§ Set task:
Go through the material below and copy each line where the word "Hazardous" appears.

====== Input

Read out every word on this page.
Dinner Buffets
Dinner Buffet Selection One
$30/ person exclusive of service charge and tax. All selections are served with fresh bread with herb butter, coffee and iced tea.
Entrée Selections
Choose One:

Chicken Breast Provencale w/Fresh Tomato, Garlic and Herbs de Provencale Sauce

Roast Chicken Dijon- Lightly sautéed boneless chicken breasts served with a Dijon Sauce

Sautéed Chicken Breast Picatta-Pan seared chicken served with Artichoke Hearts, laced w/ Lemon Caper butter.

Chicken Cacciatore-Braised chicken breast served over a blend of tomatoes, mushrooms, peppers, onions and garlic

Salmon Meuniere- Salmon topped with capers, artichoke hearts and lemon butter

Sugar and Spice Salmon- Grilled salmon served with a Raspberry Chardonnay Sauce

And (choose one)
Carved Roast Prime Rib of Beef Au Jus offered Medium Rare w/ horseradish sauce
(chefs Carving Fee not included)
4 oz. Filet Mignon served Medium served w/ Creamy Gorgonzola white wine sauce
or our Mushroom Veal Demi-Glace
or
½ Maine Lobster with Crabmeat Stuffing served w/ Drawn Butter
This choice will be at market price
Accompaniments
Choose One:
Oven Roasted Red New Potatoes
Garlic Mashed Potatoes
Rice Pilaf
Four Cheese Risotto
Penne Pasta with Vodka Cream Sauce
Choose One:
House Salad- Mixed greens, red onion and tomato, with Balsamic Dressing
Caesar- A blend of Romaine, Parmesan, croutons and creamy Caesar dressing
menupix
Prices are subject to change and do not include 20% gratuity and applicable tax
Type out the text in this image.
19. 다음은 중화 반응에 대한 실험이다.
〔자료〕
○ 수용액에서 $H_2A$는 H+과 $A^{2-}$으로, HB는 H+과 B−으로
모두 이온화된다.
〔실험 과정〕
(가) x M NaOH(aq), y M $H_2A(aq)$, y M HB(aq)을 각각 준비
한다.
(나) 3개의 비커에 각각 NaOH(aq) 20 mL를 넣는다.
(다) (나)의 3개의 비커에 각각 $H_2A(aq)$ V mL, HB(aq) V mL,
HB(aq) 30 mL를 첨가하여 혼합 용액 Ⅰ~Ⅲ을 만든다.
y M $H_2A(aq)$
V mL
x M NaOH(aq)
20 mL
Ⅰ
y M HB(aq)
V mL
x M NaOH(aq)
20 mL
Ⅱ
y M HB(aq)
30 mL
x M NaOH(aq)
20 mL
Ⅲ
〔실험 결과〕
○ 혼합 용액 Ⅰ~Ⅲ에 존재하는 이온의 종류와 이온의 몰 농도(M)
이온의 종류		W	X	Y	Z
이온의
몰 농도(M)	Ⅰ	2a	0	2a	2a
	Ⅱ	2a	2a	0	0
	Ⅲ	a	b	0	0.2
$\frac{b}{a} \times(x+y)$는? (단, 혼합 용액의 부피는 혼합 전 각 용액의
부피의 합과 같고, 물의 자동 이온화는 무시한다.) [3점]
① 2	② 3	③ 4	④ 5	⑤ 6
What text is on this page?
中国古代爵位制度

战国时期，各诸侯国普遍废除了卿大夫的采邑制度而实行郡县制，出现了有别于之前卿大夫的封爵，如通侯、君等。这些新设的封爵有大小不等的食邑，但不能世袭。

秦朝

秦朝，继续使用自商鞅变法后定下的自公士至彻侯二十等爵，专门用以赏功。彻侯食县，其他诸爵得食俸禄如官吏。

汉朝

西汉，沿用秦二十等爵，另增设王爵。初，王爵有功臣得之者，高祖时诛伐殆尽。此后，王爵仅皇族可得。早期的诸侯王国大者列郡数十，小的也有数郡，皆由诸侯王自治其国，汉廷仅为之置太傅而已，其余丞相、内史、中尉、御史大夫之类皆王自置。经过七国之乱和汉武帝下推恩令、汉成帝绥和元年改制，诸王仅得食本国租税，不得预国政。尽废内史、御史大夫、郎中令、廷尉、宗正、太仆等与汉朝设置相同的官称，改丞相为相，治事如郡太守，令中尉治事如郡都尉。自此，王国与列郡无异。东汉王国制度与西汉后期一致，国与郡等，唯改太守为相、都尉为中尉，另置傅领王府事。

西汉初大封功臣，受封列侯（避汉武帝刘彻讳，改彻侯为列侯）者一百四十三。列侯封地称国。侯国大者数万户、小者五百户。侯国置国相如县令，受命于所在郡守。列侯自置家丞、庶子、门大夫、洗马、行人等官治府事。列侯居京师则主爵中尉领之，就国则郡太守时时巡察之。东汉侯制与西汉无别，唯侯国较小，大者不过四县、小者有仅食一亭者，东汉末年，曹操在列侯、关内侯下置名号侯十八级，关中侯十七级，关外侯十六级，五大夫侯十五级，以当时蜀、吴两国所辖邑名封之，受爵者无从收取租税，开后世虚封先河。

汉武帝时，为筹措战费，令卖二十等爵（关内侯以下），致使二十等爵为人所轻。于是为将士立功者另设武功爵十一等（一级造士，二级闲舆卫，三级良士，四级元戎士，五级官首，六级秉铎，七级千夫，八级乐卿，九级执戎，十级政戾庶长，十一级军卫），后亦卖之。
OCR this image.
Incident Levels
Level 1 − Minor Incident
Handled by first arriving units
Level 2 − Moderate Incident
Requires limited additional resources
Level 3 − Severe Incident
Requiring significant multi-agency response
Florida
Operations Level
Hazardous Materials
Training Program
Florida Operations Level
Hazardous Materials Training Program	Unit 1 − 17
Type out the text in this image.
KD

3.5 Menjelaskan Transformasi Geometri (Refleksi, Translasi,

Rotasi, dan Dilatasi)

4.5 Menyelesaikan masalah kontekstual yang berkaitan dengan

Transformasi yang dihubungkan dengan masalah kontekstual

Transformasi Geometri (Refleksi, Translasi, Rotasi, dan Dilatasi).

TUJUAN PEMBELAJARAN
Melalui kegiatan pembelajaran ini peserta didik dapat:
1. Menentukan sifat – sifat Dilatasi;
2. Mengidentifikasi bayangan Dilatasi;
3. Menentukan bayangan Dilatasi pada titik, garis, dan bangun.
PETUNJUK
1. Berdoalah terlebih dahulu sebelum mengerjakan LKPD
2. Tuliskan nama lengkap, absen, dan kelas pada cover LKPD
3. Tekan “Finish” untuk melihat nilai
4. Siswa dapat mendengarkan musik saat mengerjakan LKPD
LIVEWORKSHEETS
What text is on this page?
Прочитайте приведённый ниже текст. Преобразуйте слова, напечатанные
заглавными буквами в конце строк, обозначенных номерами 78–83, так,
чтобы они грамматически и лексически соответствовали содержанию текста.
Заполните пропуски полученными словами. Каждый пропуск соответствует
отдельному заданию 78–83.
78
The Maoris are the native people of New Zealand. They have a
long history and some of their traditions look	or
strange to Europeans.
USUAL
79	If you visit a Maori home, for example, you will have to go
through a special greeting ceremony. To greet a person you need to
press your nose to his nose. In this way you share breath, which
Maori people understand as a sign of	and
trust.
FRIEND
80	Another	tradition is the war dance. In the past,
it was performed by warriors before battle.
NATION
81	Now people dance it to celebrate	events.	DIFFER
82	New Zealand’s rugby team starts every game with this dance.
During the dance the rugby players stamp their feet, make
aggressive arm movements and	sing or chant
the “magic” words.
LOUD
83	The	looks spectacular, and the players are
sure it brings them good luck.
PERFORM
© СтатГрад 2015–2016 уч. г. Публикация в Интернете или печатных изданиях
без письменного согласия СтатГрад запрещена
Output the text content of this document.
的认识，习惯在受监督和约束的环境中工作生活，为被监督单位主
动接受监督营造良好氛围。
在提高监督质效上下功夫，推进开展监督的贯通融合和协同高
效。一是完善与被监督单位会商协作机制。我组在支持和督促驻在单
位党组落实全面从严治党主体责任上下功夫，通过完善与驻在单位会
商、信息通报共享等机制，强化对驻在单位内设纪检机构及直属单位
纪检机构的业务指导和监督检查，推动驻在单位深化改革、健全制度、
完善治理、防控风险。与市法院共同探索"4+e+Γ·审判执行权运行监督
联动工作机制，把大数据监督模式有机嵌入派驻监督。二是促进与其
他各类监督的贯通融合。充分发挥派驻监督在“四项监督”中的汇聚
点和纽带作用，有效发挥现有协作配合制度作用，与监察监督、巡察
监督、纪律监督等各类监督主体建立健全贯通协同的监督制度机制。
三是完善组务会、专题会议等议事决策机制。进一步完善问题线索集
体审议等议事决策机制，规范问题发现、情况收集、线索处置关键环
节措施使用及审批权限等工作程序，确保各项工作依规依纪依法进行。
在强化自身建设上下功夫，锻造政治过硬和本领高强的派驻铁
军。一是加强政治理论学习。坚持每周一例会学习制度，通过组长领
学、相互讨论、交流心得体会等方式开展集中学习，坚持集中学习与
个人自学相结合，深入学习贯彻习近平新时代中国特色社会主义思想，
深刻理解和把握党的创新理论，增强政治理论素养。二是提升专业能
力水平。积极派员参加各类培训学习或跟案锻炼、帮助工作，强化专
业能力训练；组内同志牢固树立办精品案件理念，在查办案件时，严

============

§ Problem solution:
Hazardous Materials
Hazardous Materials Training Program	Unit 1 − 17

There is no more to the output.